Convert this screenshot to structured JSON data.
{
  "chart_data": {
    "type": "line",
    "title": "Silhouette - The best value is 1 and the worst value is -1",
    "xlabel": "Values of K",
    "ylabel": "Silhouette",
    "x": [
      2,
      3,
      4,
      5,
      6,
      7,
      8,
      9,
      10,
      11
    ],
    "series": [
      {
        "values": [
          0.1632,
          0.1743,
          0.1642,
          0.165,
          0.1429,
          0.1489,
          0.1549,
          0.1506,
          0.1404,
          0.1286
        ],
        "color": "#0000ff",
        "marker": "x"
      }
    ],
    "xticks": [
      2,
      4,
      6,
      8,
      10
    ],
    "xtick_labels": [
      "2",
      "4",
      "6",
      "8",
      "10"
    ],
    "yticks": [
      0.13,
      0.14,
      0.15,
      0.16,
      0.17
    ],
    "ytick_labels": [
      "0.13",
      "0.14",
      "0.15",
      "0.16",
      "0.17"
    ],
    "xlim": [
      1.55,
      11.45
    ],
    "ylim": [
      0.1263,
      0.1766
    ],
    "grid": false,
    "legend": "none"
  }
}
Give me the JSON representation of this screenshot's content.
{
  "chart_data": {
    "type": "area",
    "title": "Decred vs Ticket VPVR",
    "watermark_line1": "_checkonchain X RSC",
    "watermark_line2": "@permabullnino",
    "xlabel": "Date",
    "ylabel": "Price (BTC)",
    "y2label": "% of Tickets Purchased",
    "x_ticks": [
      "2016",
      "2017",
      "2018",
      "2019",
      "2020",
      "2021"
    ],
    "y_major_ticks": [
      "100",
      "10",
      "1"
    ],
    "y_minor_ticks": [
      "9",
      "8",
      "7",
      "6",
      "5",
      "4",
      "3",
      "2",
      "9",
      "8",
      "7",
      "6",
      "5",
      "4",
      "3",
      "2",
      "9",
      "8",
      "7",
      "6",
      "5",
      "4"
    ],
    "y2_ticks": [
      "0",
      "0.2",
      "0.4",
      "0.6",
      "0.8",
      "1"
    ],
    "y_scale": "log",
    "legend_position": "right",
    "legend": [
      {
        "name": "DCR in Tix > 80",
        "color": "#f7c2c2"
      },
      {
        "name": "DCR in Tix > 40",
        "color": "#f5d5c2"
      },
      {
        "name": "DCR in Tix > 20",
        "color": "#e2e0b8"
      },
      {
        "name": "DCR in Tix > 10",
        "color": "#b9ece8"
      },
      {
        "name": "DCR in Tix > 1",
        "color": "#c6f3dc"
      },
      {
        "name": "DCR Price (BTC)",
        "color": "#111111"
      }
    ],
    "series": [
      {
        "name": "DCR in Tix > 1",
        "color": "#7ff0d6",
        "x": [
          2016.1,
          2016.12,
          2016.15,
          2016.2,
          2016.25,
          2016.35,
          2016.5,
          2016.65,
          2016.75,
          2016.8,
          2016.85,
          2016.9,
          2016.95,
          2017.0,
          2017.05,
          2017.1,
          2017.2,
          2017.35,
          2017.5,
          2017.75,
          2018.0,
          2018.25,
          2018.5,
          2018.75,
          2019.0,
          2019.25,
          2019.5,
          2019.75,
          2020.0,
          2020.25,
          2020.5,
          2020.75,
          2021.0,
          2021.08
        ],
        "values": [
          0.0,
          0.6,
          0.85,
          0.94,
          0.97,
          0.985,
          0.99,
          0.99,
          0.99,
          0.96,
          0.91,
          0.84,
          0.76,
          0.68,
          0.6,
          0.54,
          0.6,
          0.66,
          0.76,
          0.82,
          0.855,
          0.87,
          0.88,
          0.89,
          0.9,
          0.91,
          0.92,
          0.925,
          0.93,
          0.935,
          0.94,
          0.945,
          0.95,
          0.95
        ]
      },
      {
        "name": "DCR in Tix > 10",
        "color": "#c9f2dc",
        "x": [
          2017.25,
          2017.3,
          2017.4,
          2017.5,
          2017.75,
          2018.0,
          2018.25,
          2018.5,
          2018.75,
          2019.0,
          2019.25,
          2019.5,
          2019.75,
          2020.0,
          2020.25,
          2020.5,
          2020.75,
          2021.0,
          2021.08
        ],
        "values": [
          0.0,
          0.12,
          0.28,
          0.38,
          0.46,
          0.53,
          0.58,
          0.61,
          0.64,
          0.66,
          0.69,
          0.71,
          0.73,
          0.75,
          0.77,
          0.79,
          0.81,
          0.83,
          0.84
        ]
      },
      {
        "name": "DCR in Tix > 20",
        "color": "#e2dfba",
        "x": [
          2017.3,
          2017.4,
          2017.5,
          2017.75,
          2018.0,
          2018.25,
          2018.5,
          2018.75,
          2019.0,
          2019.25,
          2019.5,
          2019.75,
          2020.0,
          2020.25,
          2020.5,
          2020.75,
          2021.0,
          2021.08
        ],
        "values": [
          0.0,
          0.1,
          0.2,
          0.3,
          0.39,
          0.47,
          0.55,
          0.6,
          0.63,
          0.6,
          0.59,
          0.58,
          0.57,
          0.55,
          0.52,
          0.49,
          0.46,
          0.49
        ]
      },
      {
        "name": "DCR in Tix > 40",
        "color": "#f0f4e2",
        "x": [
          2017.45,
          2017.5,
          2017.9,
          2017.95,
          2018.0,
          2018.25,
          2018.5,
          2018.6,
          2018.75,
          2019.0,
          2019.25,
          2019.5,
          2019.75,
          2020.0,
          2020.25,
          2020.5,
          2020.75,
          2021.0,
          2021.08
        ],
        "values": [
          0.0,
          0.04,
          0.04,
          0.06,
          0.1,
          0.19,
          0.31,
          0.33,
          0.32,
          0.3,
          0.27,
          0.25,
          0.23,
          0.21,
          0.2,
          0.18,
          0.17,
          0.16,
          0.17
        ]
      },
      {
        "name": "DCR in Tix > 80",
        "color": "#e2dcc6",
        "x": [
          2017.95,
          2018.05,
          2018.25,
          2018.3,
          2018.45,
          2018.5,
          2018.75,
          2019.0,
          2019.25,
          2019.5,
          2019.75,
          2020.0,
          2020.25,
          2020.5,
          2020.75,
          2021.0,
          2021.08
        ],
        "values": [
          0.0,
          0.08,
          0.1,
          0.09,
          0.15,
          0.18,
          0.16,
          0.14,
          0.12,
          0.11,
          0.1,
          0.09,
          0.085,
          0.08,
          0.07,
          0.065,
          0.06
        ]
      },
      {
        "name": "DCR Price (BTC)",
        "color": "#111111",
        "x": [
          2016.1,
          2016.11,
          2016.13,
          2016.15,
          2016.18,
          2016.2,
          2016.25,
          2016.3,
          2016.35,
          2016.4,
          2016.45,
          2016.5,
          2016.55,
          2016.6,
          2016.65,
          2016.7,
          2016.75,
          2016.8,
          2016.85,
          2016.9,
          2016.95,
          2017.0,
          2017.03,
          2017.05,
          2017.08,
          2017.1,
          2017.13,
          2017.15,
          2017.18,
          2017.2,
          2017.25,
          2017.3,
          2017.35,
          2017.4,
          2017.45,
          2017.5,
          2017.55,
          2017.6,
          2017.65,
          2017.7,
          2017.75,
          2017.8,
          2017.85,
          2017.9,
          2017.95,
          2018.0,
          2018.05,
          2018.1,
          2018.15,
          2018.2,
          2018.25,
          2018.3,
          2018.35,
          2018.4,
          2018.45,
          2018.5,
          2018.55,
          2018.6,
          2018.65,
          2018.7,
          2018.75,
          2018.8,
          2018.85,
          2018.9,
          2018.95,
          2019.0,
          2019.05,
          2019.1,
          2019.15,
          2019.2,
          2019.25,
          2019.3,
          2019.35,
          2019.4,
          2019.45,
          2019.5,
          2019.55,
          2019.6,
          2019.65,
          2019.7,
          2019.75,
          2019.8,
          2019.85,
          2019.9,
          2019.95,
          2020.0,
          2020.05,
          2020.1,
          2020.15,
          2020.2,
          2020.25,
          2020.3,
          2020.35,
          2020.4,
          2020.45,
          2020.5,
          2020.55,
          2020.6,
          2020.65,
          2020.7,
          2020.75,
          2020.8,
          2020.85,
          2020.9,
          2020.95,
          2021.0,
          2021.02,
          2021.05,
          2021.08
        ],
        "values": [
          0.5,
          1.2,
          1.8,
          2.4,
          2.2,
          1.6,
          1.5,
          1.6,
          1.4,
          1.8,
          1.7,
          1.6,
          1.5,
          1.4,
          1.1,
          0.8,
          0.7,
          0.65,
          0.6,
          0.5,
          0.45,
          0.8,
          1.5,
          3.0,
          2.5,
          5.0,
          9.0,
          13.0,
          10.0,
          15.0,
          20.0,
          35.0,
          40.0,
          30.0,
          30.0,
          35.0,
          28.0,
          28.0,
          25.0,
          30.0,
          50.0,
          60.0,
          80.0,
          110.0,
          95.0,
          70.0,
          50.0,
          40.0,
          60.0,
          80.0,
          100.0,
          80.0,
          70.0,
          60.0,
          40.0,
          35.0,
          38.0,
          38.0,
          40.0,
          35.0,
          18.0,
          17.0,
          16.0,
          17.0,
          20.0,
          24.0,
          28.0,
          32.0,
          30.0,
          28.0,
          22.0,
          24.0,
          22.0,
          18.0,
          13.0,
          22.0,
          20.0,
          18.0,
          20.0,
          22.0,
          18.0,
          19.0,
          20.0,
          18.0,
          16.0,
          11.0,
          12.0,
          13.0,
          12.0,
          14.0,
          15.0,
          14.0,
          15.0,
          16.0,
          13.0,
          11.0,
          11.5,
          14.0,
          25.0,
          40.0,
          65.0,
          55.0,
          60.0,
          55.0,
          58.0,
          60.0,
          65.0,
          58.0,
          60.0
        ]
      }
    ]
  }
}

☆ ☆ ☆

◆ Task description
Return each full line of the entries that contains the word "Silhouette".

◆ The output
    "title": "Silhouette - The best value is 1 and the worst value is -1",
    "ylabel": "Silhouette",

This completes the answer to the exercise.